Recorded data
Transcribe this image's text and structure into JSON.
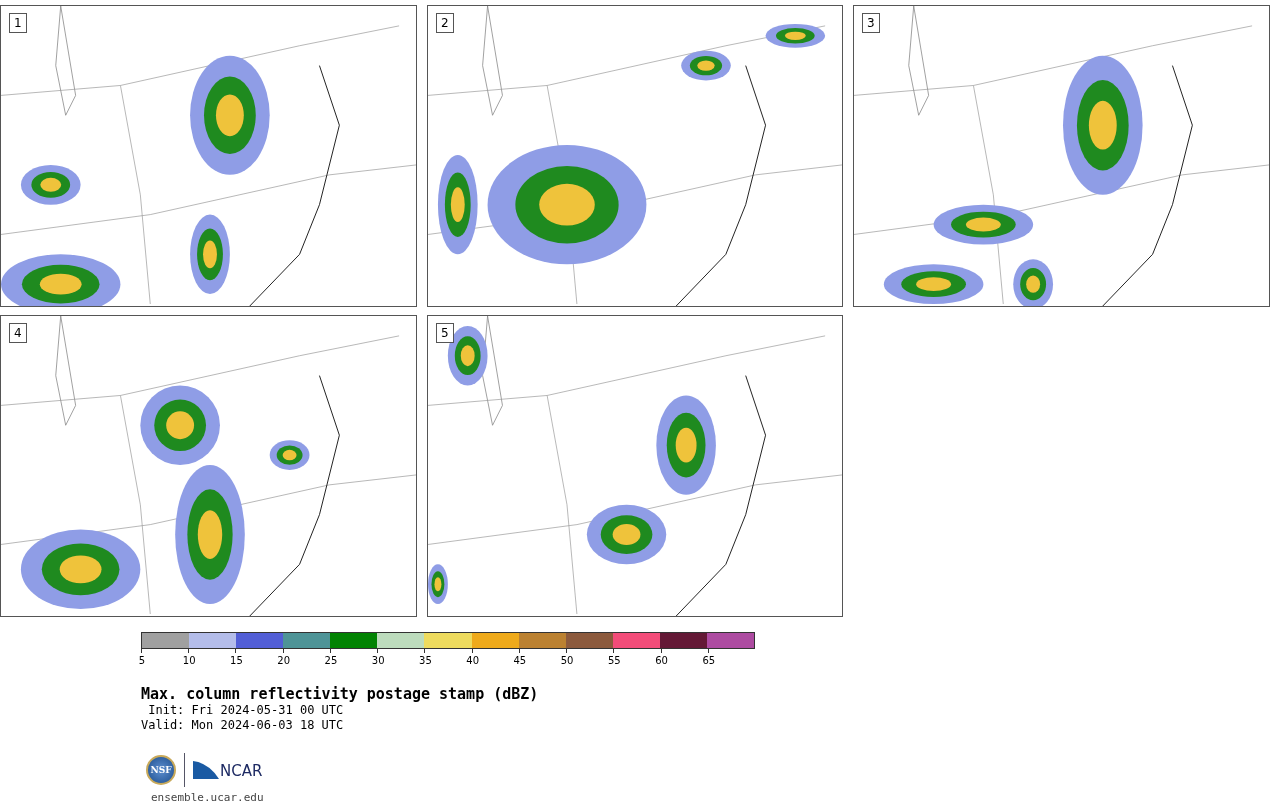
{
  "panels": [
    {
      "label": "1"
    },
    {
      "label": "2"
    },
    {
      "label": "3"
    },
    {
      "label": "4"
    },
    {
      "label": "5"
    }
  ],
  "colorbar": {
    "segments": [
      {
        "color": "#a0a0a0"
      },
      {
        "color": "#b4bdea"
      },
      {
        "color": "#525ed6"
      },
      {
        "color": "#4e9497"
      },
      {
        "color": "#028303"
      },
      {
        "color": "#bddcbd"
      },
      {
        "color": "#eedb5e"
      },
      {
        "color": "#efaa1b"
      },
      {
        "color": "#bb8131"
      },
      {
        "color": "#8c5a3d"
      },
      {
        "color": "#f34c79"
      },
      {
        "color": "#641936"
      },
      {
        "color": "#ad4ba1"
      }
    ],
    "ticks": [
      "5",
      "10",
      "15",
      "20",
      "25",
      "30",
      "35",
      "40",
      "45",
      "50",
      "55",
      "60",
      "65"
    ]
  },
  "title": "Max. column reflectivity postage stamp (dBZ)",
  "init": " Init: Fri 2024-05-31 00 UTC",
  "valid": "Valid: Mon 2024-06-03 18 UTC",
  "logo": {
    "nsf": "NSF",
    "ncar": "NCAR"
  },
  "site": "ensemble.ucar.edu"
}
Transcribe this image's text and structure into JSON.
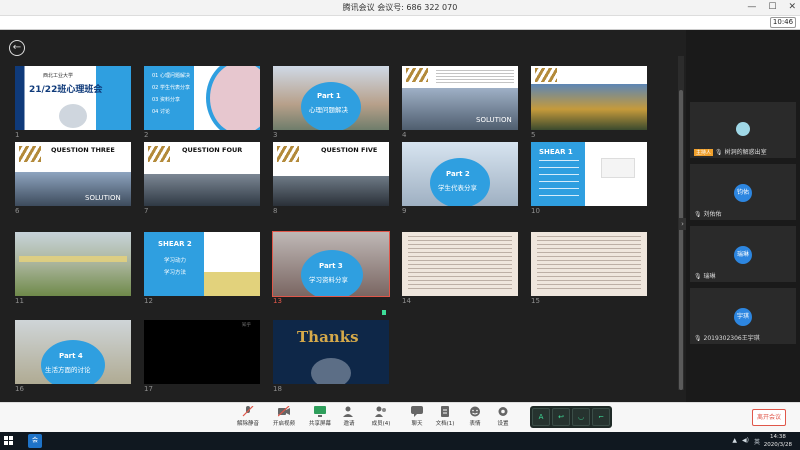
{
  "window": {
    "title": "腾讯会议  会议号: 686 322 070",
    "minimize": "—",
    "maximize": "☐",
    "close": "✕",
    "timer": "10:46"
  },
  "slides": [
    {
      "num": "1",
      "school": "西北工业大学",
      "title": "21/22班心理班会"
    },
    {
      "num": "2",
      "items": [
        "01  心理问题解决",
        "02  学生代表分享",
        "03  资料分享",
        "04  讨论"
      ]
    },
    {
      "num": "3",
      "part": "Part 1",
      "title": "心理问题解决"
    },
    {
      "num": "4",
      "caption": "SOLUTION"
    },
    {
      "num": "5"
    },
    {
      "num": "6",
      "heading": "QUESTION THREE",
      "caption": "SOLUTION"
    },
    {
      "num": "7",
      "heading": "QUESTION FOUR"
    },
    {
      "num": "8",
      "heading": "QUESTION FIVE"
    },
    {
      "num": "9",
      "part": "Part 2",
      "title": "学生代表分享"
    },
    {
      "num": "10",
      "heading": "SHEAR 1"
    },
    {
      "num": "11"
    },
    {
      "num": "12",
      "heading": "SHEAR 2",
      "items": [
        "学习动力",
        "学习方法"
      ]
    },
    {
      "num": "13",
      "part": "Part 3",
      "title": "学习资料分享"
    },
    {
      "num": "14"
    },
    {
      "num": "15"
    },
    {
      "num": "16",
      "part": "Part 4",
      "title": "生活方面的讨论"
    },
    {
      "num": "17",
      "tag": "知乎"
    },
    {
      "num": "18",
      "title": "Thanks"
    }
  ],
  "participants": [
    {
      "name": "树洞的解惑出室",
      "host_tag": "主持人",
      "avatar": ""
    },
    {
      "name": "刘佑佑",
      "avatar": "钧佑"
    },
    {
      "name": "瑞琳",
      "avatar": "瑞琳"
    },
    {
      "name": "2019302306王宇琪",
      "avatar": "宇琪"
    }
  ],
  "toolbar": {
    "mute": "解除静音",
    "video": "开启视频",
    "share": "共享屏幕",
    "invite": "邀请",
    "members": "成员(4)",
    "chat": "聊天",
    "docs": "文档(1)",
    "expression": "表情",
    "settings": "设置",
    "leave": "离开会议"
  },
  "annotation_tools": [
    "A",
    "↩",
    "◡",
    "⌐"
  ],
  "taskbar": {
    "time": "14:38",
    "date": "2020/3/28",
    "app_label": "会",
    "tray_language": "英"
  },
  "colors": {
    "accent": "#2d86e0",
    "danger": "#e0574a",
    "slide_blue": "#2f9fe0",
    "slide_gold": "#b38a3a"
  }
}
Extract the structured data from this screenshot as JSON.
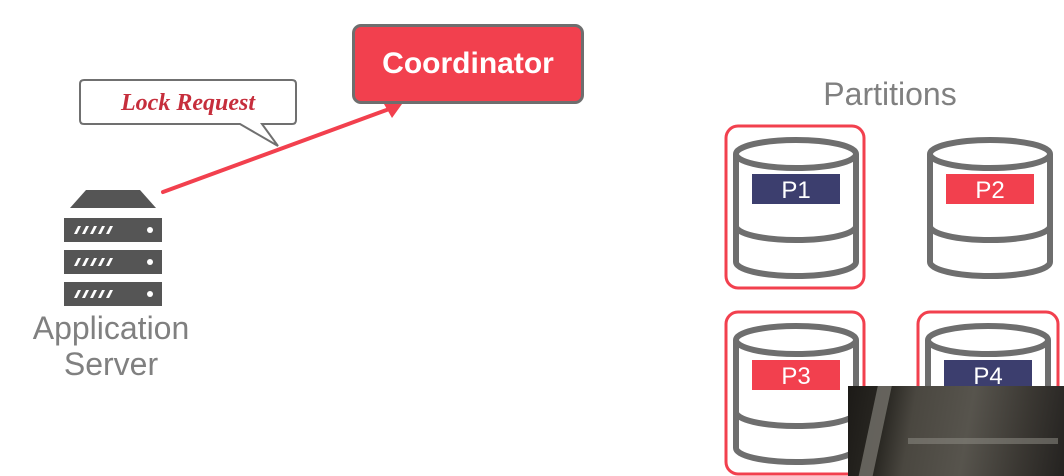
{
  "diagram": {
    "coordinator_label": "Coordinator",
    "callout_label": "Lock Request",
    "app_server_label": [
      "Application",
      "Server"
    ],
    "partitions_title": "Partitions",
    "partitions": [
      {
        "label": "P1",
        "band_color": "#3c3e6e",
        "highlighted": true
      },
      {
        "label": "P2",
        "band_color": "#f2404e",
        "highlighted": false
      },
      {
        "label": "P3",
        "band_color": "#f2404e",
        "highlighted": true
      },
      {
        "label": "P4",
        "band_color": "#3c3e6e",
        "highlighted": true
      }
    ],
    "colors": {
      "accent": "#f2404e",
      "navy": "#3c3e6e",
      "outline": "#6e6e6e",
      "label_gray": "#808080",
      "callout_text": "#c62e3c"
    },
    "icons": {
      "server": "server-rack-icon",
      "partition": "database-cylinder-icon",
      "video": "webcam-video-thumbnail"
    }
  }
}
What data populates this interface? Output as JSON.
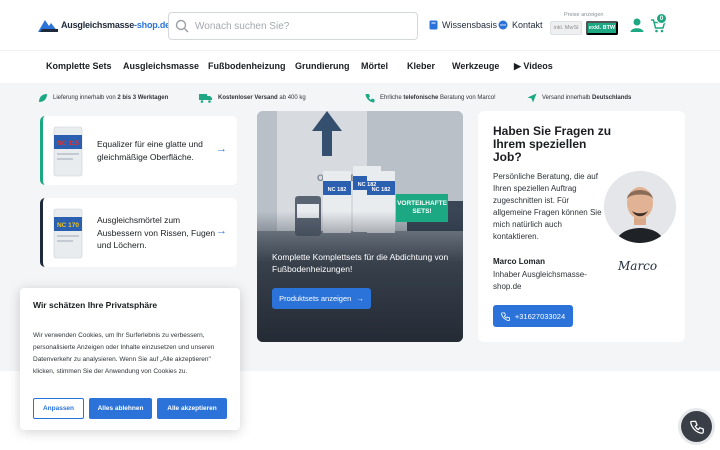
{
  "header": {
    "logo": {
      "main": "Ausgleichsmasse",
      "accent": "-shop.de"
    },
    "search": {
      "placeholder": "Wonach suchen Sie?"
    },
    "links": [
      {
        "label": "Wissensbasis",
        "icon": "book-icon"
      },
      {
        "label": "Kontakt",
        "icon": "chat-icon"
      }
    ],
    "price_toggle": {
      "label": "Preise anzeigen",
      "incl": "inkl. MwSt",
      "excl": "exkl. BTW"
    },
    "cart_count": "0"
  },
  "nav": {
    "items": [
      "Komplette Sets",
      "Ausgleichsmasse",
      "Fußbodenheizung",
      "Grundierung",
      "Mörtel",
      "Kleber",
      "Werkzeuge",
      "▶ Videos"
    ]
  },
  "usps": [
    {
      "pre": "Lieferung innerhalb von ",
      "bold": "2 bis 3 Werktagen",
      "post": ""
    },
    {
      "pre": "",
      "bold": "Kostenloser Versand",
      "post": " ab 400 kg"
    },
    {
      "pre": "Ehrliche ",
      "bold": "telefonische",
      "post": " Beratung von Marco!"
    },
    {
      "pre": "Versand innerhalb ",
      "bold": "Deutschlands",
      "post": ""
    }
  ],
  "product_cards": [
    {
      "text": "Equalizer für eine glatte und gleichmäßige Oberfläche.",
      "bag_label": "NC 115"
    },
    {
      "text": "Ausgleichsmörtel zum Ausbessern von Rissen, Fugen und Löchern.",
      "bag_label": "NC 170"
    }
  ],
  "hero": {
    "badge": "VORTEILHAFTE SETS!",
    "text": "Komplette Komplettsets für die Abdichtung von Fußbodenheizungen!",
    "button": "Produktsets anzeigen",
    "bag_label": "NC 182"
  },
  "contact": {
    "title": "Haben Sie Fragen zu Ihrem speziellen Job?",
    "text": "Persönliche Beratung, die auf Ihren speziellen Auftrag zugeschnitten ist. Für allgemeine Fragen können Sie mich natürlich auch kontaktieren.",
    "name": "Marco Loman",
    "role": "Inhaber Ausgleichsmasse-shop.de",
    "signature": "Marco",
    "phone": "+31627033024"
  },
  "cookie": {
    "title": "Wir schätzen Ihre Privatsphäre",
    "text": "Wir verwenden Cookies, um Ihr Surferlebnis zu verbessern, personalisierte Anzeigen oder Inhalte einzusetzen und unseren Datenverkehr zu analysieren. Wenn Sie auf „Alle akzeptieren\" klicken, stimmen Sie der Anwendung von Cookies zu.",
    "buttons": {
      "customize": "Anpassen",
      "reject": "Alles ablehnen",
      "accept": "Alle akzeptieren"
    }
  },
  "colors": {
    "brand_blue": "#2b73d8",
    "accent_green": "#1ca882",
    "dark_navy": "#1e2a3a"
  }
}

SHORT EXERCISE
Retype all the records shown above, character for character. Omit every picture.

EXERCISE RESPONSE
Transcribe this image's text and structure into JSON.
{
  "panels": [
    {
      "label": "1"
    },
    {
      "label": "2"
    },
    {
      "label": "3"
    },
    {
      "label": "4"
    },
    {
      "label": "5"
    }
  ],
  "colorbar": {
    "segments": [
      {
        "color": "#a0a0a0"
      },
      {
        "color": "#b4bdea"
      },
      {
        "color": "#525ed6"
      },
      {
        "color": "#4e9497"
      },
      {
        "color": "#028303"
      },
      {
        "color": "#bddcbd"
      },
      {
        "color": "#eedb5e"
      },
      {
        "color": "#efaa1b"
      },
      {
        "color": "#bb8131"
      },
      {
        "color": "#8c5a3d"
      },
      {
        "color": "#f34c79"
      },
      {
        "color": "#641936"
      },
      {
        "color": "#ad4ba1"
      }
    ],
    "ticks": [
      "5",
      "10",
      "15",
      "20",
      "25",
      "30",
      "35",
      "40",
      "45",
      "50",
      "55",
      "60",
      "65"
    ]
  },
  "title": "Max. column reflectivity postage stamp (dBZ)",
  "init": " Init: Fri 2024-05-31 00 UTC",
  "valid": "Valid: Mon 2024-06-03 18 UTC",
  "logo": {
    "nsf": "NSF",
    "ncar": "NCAR"
  },
  "site": "ensemble.ucar.edu"
}
Transcribe this image's text and structure into JSON.
{
  "window": {
    "title": "腾讯会议  会议号: 686 322 070",
    "minimize": "—",
    "maximize": "☐",
    "close": "✕",
    "timer": "10:46"
  },
  "slides": [
    {
      "num": "1",
      "school": "西北工业大学",
      "title": "21/22班心理班会"
    },
    {
      "num": "2",
      "items": [
        "01  心理问题解决",
        "02  学生代表分享",
        "03  资料分享",
        "04  讨论"
      ]
    },
    {
      "num": "3",
      "part": "Part 1",
      "title": "心理问题解决"
    },
    {
      "num": "4",
      "caption": "SOLUTION"
    },
    {
      "num": "5"
    },
    {
      "num": "6",
      "heading": "QUESTION THREE",
      "caption": "SOLUTION"
    },
    {
      "num": "7",
      "heading": "QUESTION FOUR"
    },
    {
      "num": "8",
      "heading": "QUESTION FIVE"
    },
    {
      "num": "9",
      "part": "Part 2",
      "title": "学生代表分享"
    },
    {
      "num": "10",
      "heading": "SHEAR 1"
    },
    {
      "num": "11"
    },
    {
      "num": "12",
      "heading": "SHEAR 2",
      "items": [
        "学习动力",
        "学习方法"
      ]
    },
    {
      "num": "13",
      "part": "Part 3",
      "title": "学习资料分享"
    },
    {
      "num": "14"
    },
    {
      "num": "15"
    },
    {
      "num": "16",
      "part": "Part 4",
      "title": "生活方面的讨论"
    },
    {
      "num": "17",
      "tag": "知乎"
    },
    {
      "num": "18",
      "title": "Thanks"
    }
  ],
  "participants": [
    {
      "name": "树洞的解惑出室",
      "host_tag": "主持人",
      "avatar": ""
    },
    {
      "name": "刘佑佑",
      "avatar": "钧佑"
    },
    {
      "name": "瑞琳",
      "avatar": "瑞琳"
    },
    {
      "name": "2019302306王宇琪",
      "avatar": "宇琪"
    }
  ],
  "toolbar": {
    "mute": "解除静音",
    "video": "开启视频",
    "share": "共享屏幕",
    "invite": "邀请",
    "members": "成员(4)",
    "chat": "聊天",
    "docs": "文档(1)",
    "expression": "表情",
    "settings": "设置",
    "leave": "离开会议"
  },
  "annotation_tools": [
    "A",
    "↩",
    "◡",
    "⌐"
  ],
  "taskbar": {
    "time": "14:38",
    "date": "2020/3/28",
    "app_label": "会",
    "tray_language": "英"
  },
  "colors": {
    "accent": "#2d86e0",
    "danger": "#e0574a",
    "slide_blue": "#2f9fe0",
    "slide_gold": "#b38a3a"
  }
}
Extract the structured data from this screenshot as JSON.
{
  "diagram": {
    "coordinator_label": "Coordinator",
    "callout_label": "Lock Request",
    "app_server_label": [
      "Application",
      "Server"
    ],
    "partitions_title": "Partitions",
    "partitions": [
      {
        "label": "P1",
        "band_color": "#3c3e6e",
        "highlighted": true
      },
      {
        "label": "P2",
        "band_color": "#f2404e",
        "highlighted": false
      },
      {
        "label": "P3",
        "band_color": "#f2404e",
        "highlighted": true
      },
      {
        "label": "P4",
        "band_color": "#3c3e6e",
        "highlighted": true
      }
    ],
    "colors": {
      "accent": "#f2404e",
      "navy": "#3c3e6e",
      "outline": "#6e6e6e",
      "label_gray": "#808080",
      "callout_text": "#c62e3c"
    },
    "icons": {
      "server": "server-rack-icon",
      "partition": "database-cylinder-icon",
      "video": "webcam-video-thumbnail"
    }
  }
}
What data populates this interface? Output as JSON.
{
  "header": {
    "logo": {
      "main": "Ausgleichsmasse",
      "accent": "-shop.de"
    },
    "search": {
      "placeholder": "Wonach suchen Sie?"
    },
    "links": [
      {
        "label": "Wissensbasis",
        "icon": "book-icon"
      },
      {
        "label": "Kontakt",
        "icon": "chat-icon"
      }
    ],
    "price_toggle": {
      "label": "Preise anzeigen",
      "incl": "inkl. MwSt",
      "excl": "exkl. BTW"
    },
    "cart_count": "0"
  },
  "nav": {
    "items": [
      "Komplette Sets",
      "Ausgleichsmasse",
      "Fußbodenheizung",
      "Grundierung",
      "Mörtel",
      "Kleber",
      "Werkzeuge",
      "▶ Videos"
    ]
  },
  "usps": [
    {
      "pre": "Lieferung innerhalb von ",
      "bold": "2 bis 3 Werktagen",
      "post": ""
    },
    {
      "pre": "",
      "bold": "Kostenloser Versand",
      "post": " ab 400 kg"
    },
    {
      "pre": "Ehrliche ",
      "bold": "telefonische",
      "post": " Beratung von Marco!"
    },
    {
      "pre": "Versand innerhalb ",
      "bold": "Deutschlands",
      "post": ""
    }
  ],
  "product_cards": [
    {
      "text": "Equalizer für eine glatte und gleichmäßige Oberfläche.",
      "bag_label": "NC 115"
    },
    {
      "text": "Ausgleichsmörtel zum Ausbessern von Rissen, Fugen und Löchern.",
      "bag_label": "NC 170"
    }
  ],
  "hero": {
    "badge": "VORTEILHAFTE SETS!",
    "text": "Komplette Komplettsets für die Abdichtung von Fußbodenheizungen!",
    "button": "Produktsets anzeigen",
    "bag_label": "NC 182"
  },
  "contact": {
    "title": "Haben Sie Fragen zu Ihrem speziellen Job?",
    "text": "Persönliche Beratung, die auf Ihren speziellen Auftrag zugeschnitten ist. Für allgemeine Fragen können Sie mich natürlich auch kontaktieren.",
    "name": "Marco Loman",
    "role": "Inhaber Ausgleichsmasse-shop.de",
    "signature": "Marco",
    "phone": "+31627033024"
  },
  "cookie": {
    "title": "Wir schätzen Ihre Privatsphäre",
    "text": "Wir verwenden Cookies, um Ihr Surferlebnis zu verbessern, personalisierte Anzeigen oder Inhalte einzusetzen und unseren Datenverkehr zu analysieren. Wenn Sie auf „Alle akzeptieren\" klicken, stimmen Sie der Anwendung von Cookies zu.",
    "buttons": {
      "customize": "Anpassen",
      "reject": "Alles ablehnen",
      "accept": "Alle akzeptieren"
    }
  },
  "colors": {
    "brand_blue": "#2b73d8",
    "accent_green": "#1ca882",
    "dark_navy": "#1e2a3a"
  }
}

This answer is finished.